**What you have to do**. Pull every line from the items below into your answer, character for character, leaving out the picture lines.
-- begin --
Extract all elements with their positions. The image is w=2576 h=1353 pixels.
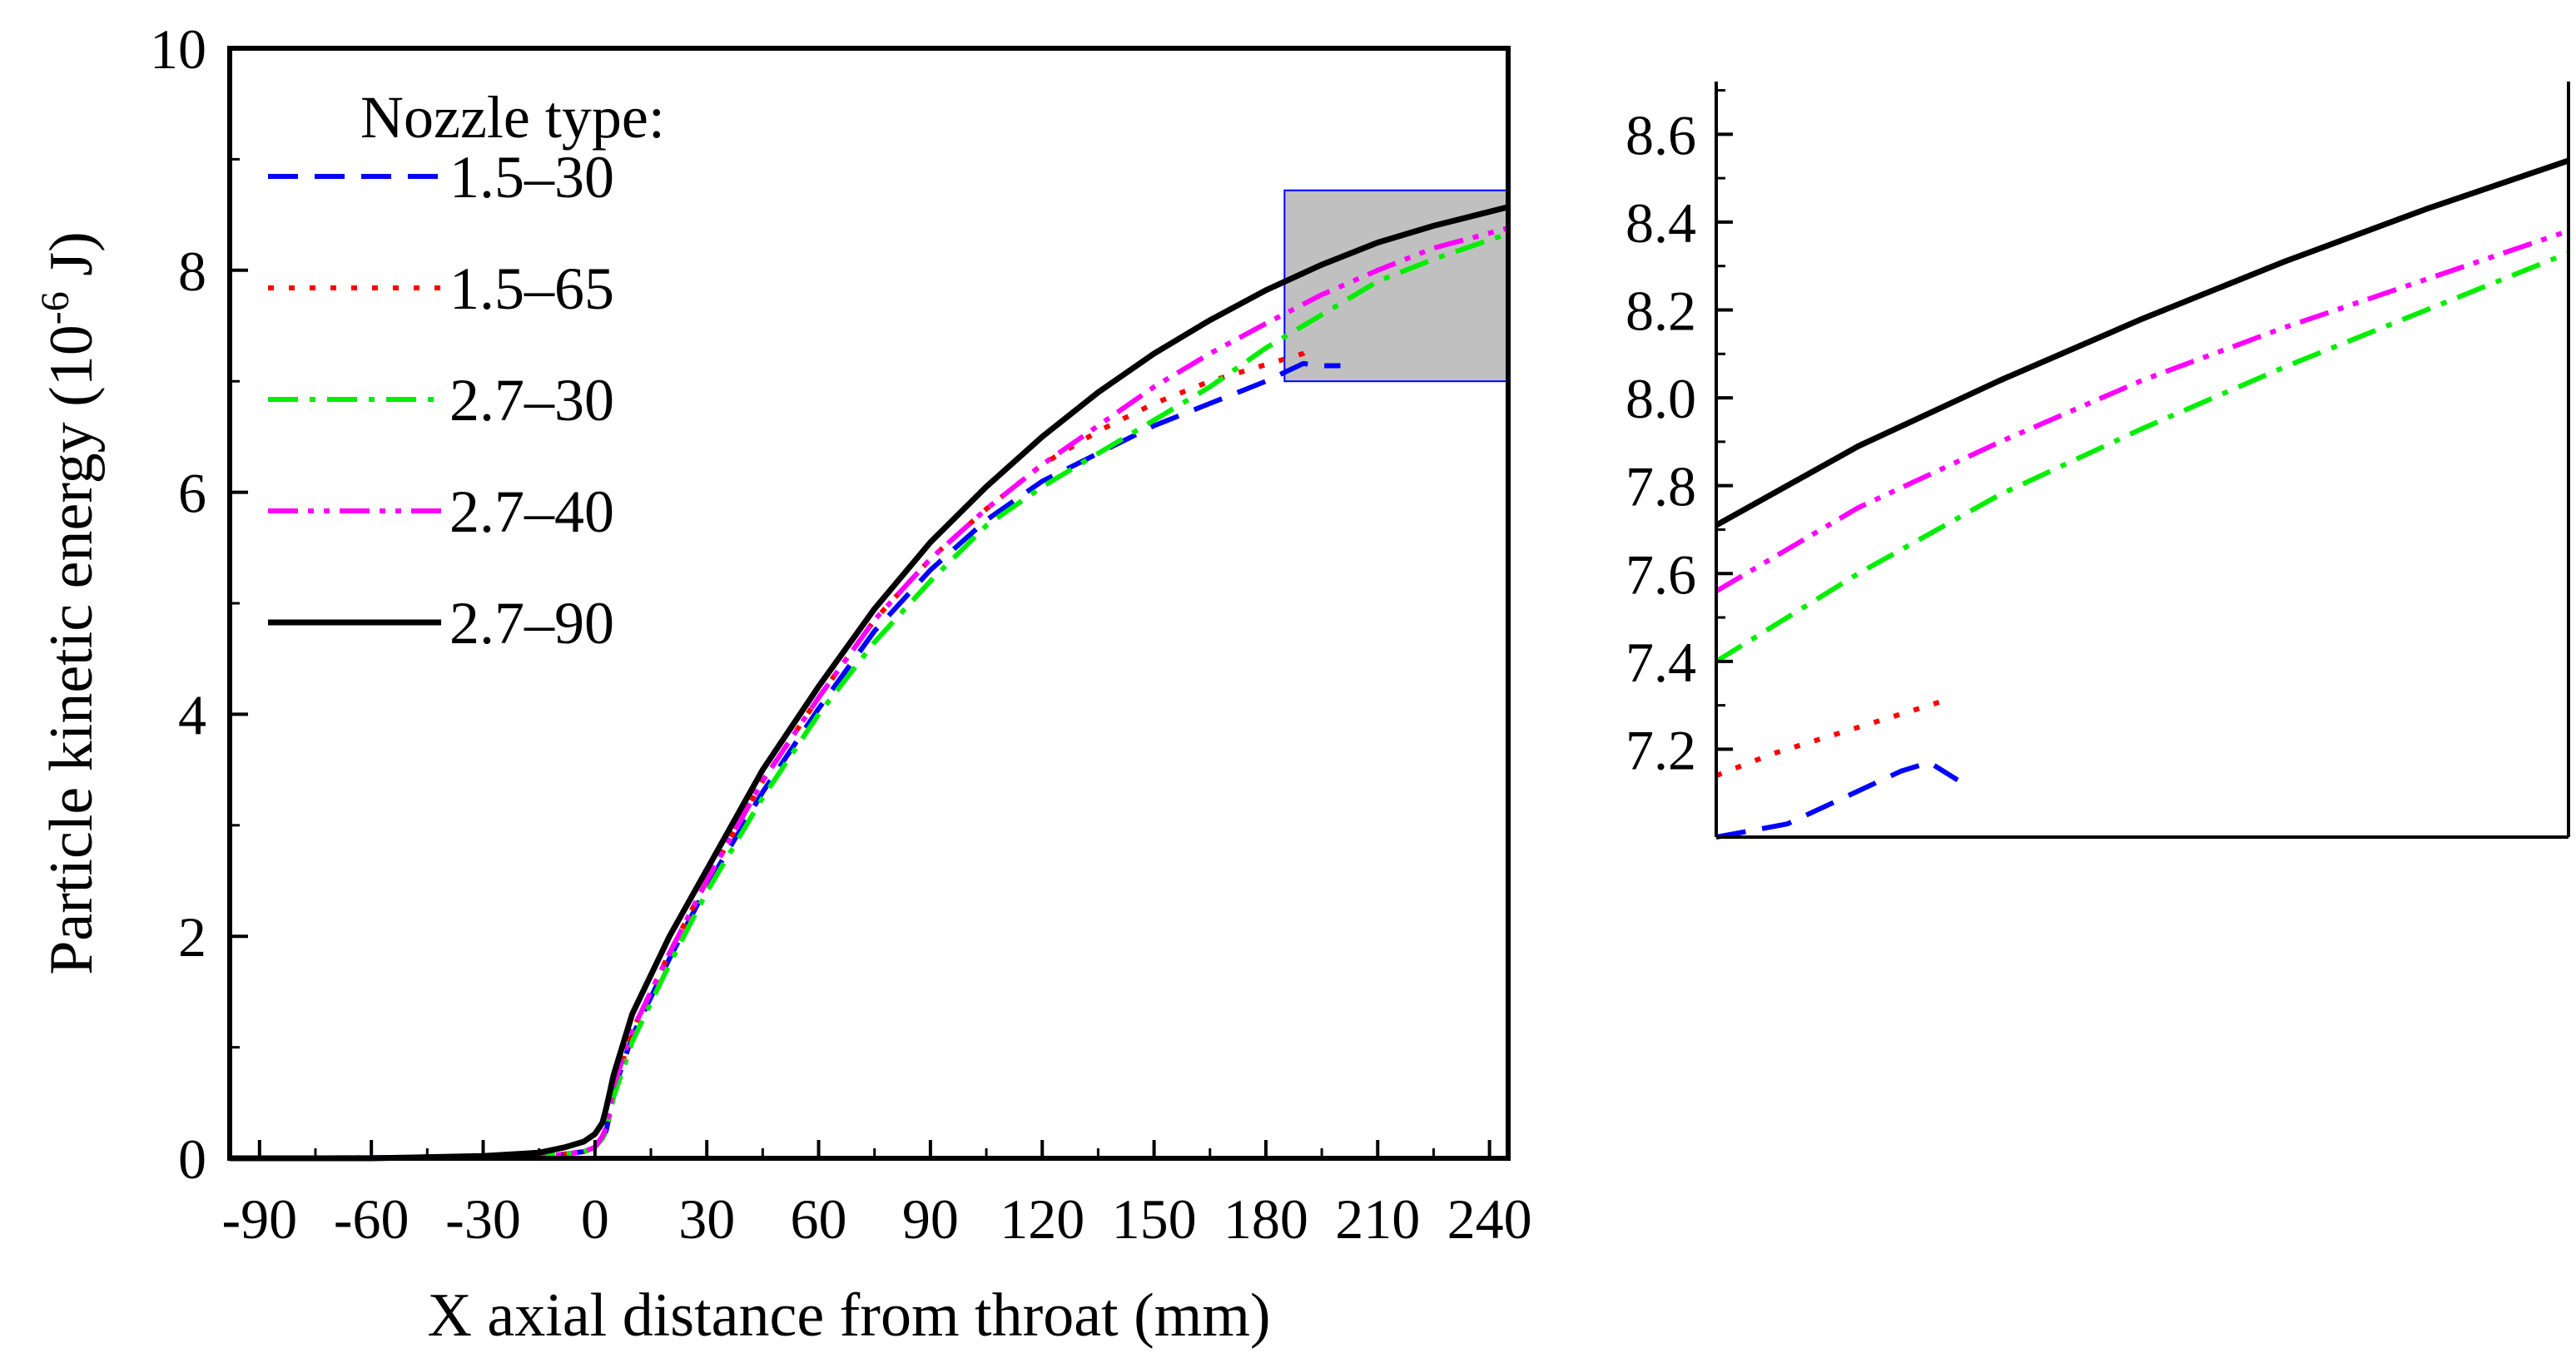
x-tick-label: 210 <box>1335 1187 1420 1251</box>
legend-label-2-7-40: 2.7–40 <box>449 478 614 545</box>
y-axis-title-exponent: -6 <box>33 291 77 325</box>
inset-series-line-1-5-30 <box>1715 760 1959 840</box>
y-tick-label: 4 <box>178 683 206 746</box>
zoom-box-rect <box>1283 189 1510 383</box>
x-tick-label: 90 <box>902 1187 959 1251</box>
inset-y-tick-label: 8.2 <box>1626 280 1696 343</box>
x-axis-title: X axial distance from throat (mm) <box>427 1281 1270 1350</box>
inset-y-tick-label: 8.0 <box>1626 367 1696 430</box>
series-line-1-5-65 <box>229 344 1316 1161</box>
main-chart: -90 -60 -30 0 30 60 90 120 150 180 210 240 0246810 … <box>33 17 1532 1350</box>
y-axis-title-prefix: Particle kinetic energy (10 <box>37 325 106 975</box>
y-tick-label: 0 <box>178 1128 206 1191</box>
inset-y-tick-label: 7.8 <box>1626 455 1696 518</box>
main-y-tick-labels: 0 2 4 6 8 10 <box>150 17 206 1191</box>
inset-series-line-2-7-30 <box>1715 250 2570 664</box>
inset-y-tick-label: 8.6 <box>1626 103 1696 166</box>
y-axis-title-suffix: J) <box>37 231 106 291</box>
series-line-1-5-30 <box>229 360 1341 1161</box>
y-axis-title: Particle kinetic energy (10-6 J) <box>33 231 106 974</box>
series-line-2-7-90 <box>230 204 1509 1162</box>
inset-series-group <box>1715 157 2570 840</box>
legend-title: Nozzle type: <box>360 84 665 151</box>
x-tick-label: -30 <box>445 1187 521 1251</box>
inset-chart: 7.2 7.4 7.6 7.8 8.0 8.2 8.4 8.6 <box>1626 82 2570 840</box>
inset-series-line-2-7-40 <box>1715 228 2569 593</box>
x-tick-label: 30 <box>678 1187 735 1251</box>
y-tick-label: 2 <box>178 905 206 969</box>
zoom-region-box <box>1283 189 1510 383</box>
inset-series-line-1-5-65 <box>1715 698 1944 778</box>
x-tick-label: 120 <box>1000 1187 1085 1251</box>
x-tick-label: 150 <box>1112 1187 1197 1251</box>
inset-axis-ticks <box>1716 89 1733 751</box>
legend-label-2-7-90: 2.7–90 <box>449 590 614 657</box>
x-tick-label: 60 <box>791 1187 847 1251</box>
x-tick-label: 0 <box>581 1187 609 1251</box>
inset-y-tick-label: 8.4 <box>1626 191 1696 255</box>
y-tick-label: 10 <box>150 17 206 81</box>
inset-y-tick-label: 7.6 <box>1626 543 1696 606</box>
legend-items: 1.5–30 1.5–65 2.7–30 2.7–40 2.7–90 <box>268 144 614 657</box>
inset-y-tick-label: 7.4 <box>1626 631 1696 694</box>
y-tick-label: 6 <box>178 462 206 525</box>
x-tick-label: 240 <box>1447 1187 1532 1251</box>
inset-series-line-2-7-90 <box>1715 157 2570 528</box>
y-tick-label: 8 <box>178 240 206 303</box>
x-tick-label: 180 <box>1223 1187 1308 1251</box>
legend-label-2-7-30: 2.7–30 <box>449 367 614 434</box>
inset-y-tick-labels: 7.2 7.4 7.6 7.8 8.0 8.2 8.4 8.6 <box>1626 103 1696 781</box>
main-x-tick-labels: -90 -60 -30 0 30 60 90 120 150 180 210 240 <box>221 1187 1531 1251</box>
legend-label-1-5-65: 1.5–65 <box>449 255 614 322</box>
inset-y-tick-label: 7.2 <box>1626 718 1696 781</box>
main-plot-frame <box>227 46 1511 1161</box>
legend-label-1-5-30: 1.5–30 <box>449 144 614 211</box>
x-tick-label: -90 <box>221 1187 297 1251</box>
x-tick-label: -60 <box>334 1187 409 1251</box>
legend: Nozzle type: 1.5–30 1.5–65 2.7–30 2.7–40 2.7… <box>268 84 665 657</box>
-- end --
**Exercise solution**.
Extract all elements with their positions. The image is w=2576 h=1353 pixels.
x-tick-label: 210 <box>1335 1187 1420 1251</box>
legend-label-2-7-40: 2.7–40 <box>449 478 614 545</box>
y-axis-title-exponent: -6 <box>33 291 77 325</box>
inset-series-line-1-5-30 <box>1715 760 1959 840</box>
y-tick-label: 4 <box>178 683 206 746</box>
zoom-box-rect <box>1283 189 1510 383</box>
x-tick-label: 90 <box>902 1187 959 1251</box>
inset-y-tick-label: 8.2 <box>1626 280 1696 343</box>
x-axis-title: X axial distance from throat (mm) <box>427 1281 1270 1350</box>
inset-y-tick-label: 8.0 <box>1626 367 1696 430</box>
series-line-1-5-65 <box>229 344 1316 1161</box>
main-chart: -90 -60 -30 0 30 60 90 120 150 180 210 240 0246810 … <box>33 17 1532 1350</box>
y-axis-title-prefix: Particle kinetic energy (10 <box>37 325 106 975</box>
y-tick-label: 0 <box>178 1128 206 1191</box>
inset-y-tick-label: 7.8 <box>1626 455 1696 518</box>
main-y-tick-labels: 0 2 4 6 8 10 <box>150 17 206 1191</box>
inset-series-line-2-7-30 <box>1715 250 2570 664</box>
inset-y-tick-label: 8.6 <box>1626 103 1696 166</box>
y-axis-title-suffix: J) <box>37 231 106 291</box>
series-line-1-5-30 <box>229 360 1341 1161</box>
y-axis-title: Particle kinetic energy (10-6 J) <box>33 231 106 974</box>
series-line-2-7-90 <box>230 204 1509 1162</box>
inset-series-group <box>1715 157 2570 840</box>
legend-title: Nozzle type: <box>360 84 665 151</box>
x-tick-label: -30 <box>445 1187 521 1251</box>
inset-chart: 7.2 7.4 7.6 7.8 8.0 8.2 8.4 8.6 <box>1626 82 2570 840</box>
inset-series-line-2-7-40 <box>1715 228 2569 593</box>
x-tick-label: 30 <box>678 1187 735 1251</box>
y-tick-label: 2 <box>178 905 206 969</box>
zoom-region-box <box>1283 189 1510 383</box>
inset-series-line-1-5-65 <box>1715 698 1944 778</box>
x-tick-label: 120 <box>1000 1187 1085 1251</box>
x-tick-label: 150 <box>1112 1187 1197 1251</box>
inset-axis-ticks <box>1716 89 1733 751</box>
legend-label-2-7-90: 2.7–90 <box>449 590 614 657</box>
x-tick-label: 60 <box>791 1187 847 1251</box>
x-tick-label: 0 <box>581 1187 609 1251</box>
inset-y-tick-label: 8.4 <box>1626 191 1696 255</box>
y-tick-label: 10 <box>150 17 206 81</box>
inset-y-tick-label: 7.6 <box>1626 543 1696 606</box>
legend-items: 1.5–30 1.5–65 2.7–30 2.7–40 2.7–90 <box>268 144 614 657</box>
inset-y-tick-label: 7.4 <box>1626 631 1696 694</box>
y-tick-label: 6 <box>178 462 206 525</box>
x-tick-label: 240 <box>1447 1187 1532 1251</box>
inset-series-line-2-7-90 <box>1715 157 2570 528</box>
y-tick-label: 8 <box>178 240 206 303</box>
x-tick-label: 180 <box>1223 1187 1308 1251</box>
legend-label-2-7-30: 2.7–30 <box>449 367 614 434</box>
inset-y-tick-labels: 7.2 7.4 7.6 7.8 8.0 8.2 8.4 8.6 <box>1626 103 1696 781</box>
main-x-tick-labels: -90 -60 -30 0 30 60 90 120 150 180 210 240 <box>221 1187 1531 1251</box>
legend-label-1-5-65: 1.5–65 <box>449 255 614 322</box>
inset-y-tick-label: 7.2 <box>1626 718 1696 781</box>
main-plot-frame <box>227 46 1511 1161</box>
legend-label-1-5-30: 1.5–30 <box>449 144 614 211</box>
x-tick-label: -90 <box>221 1187 297 1251</box>
x-tick-label: -60 <box>334 1187 409 1251</box>
legend: Nozzle type: 1.5–30 1.5–65 2.7–30 2.7–40 2.7… <box>268 84 665 657</box>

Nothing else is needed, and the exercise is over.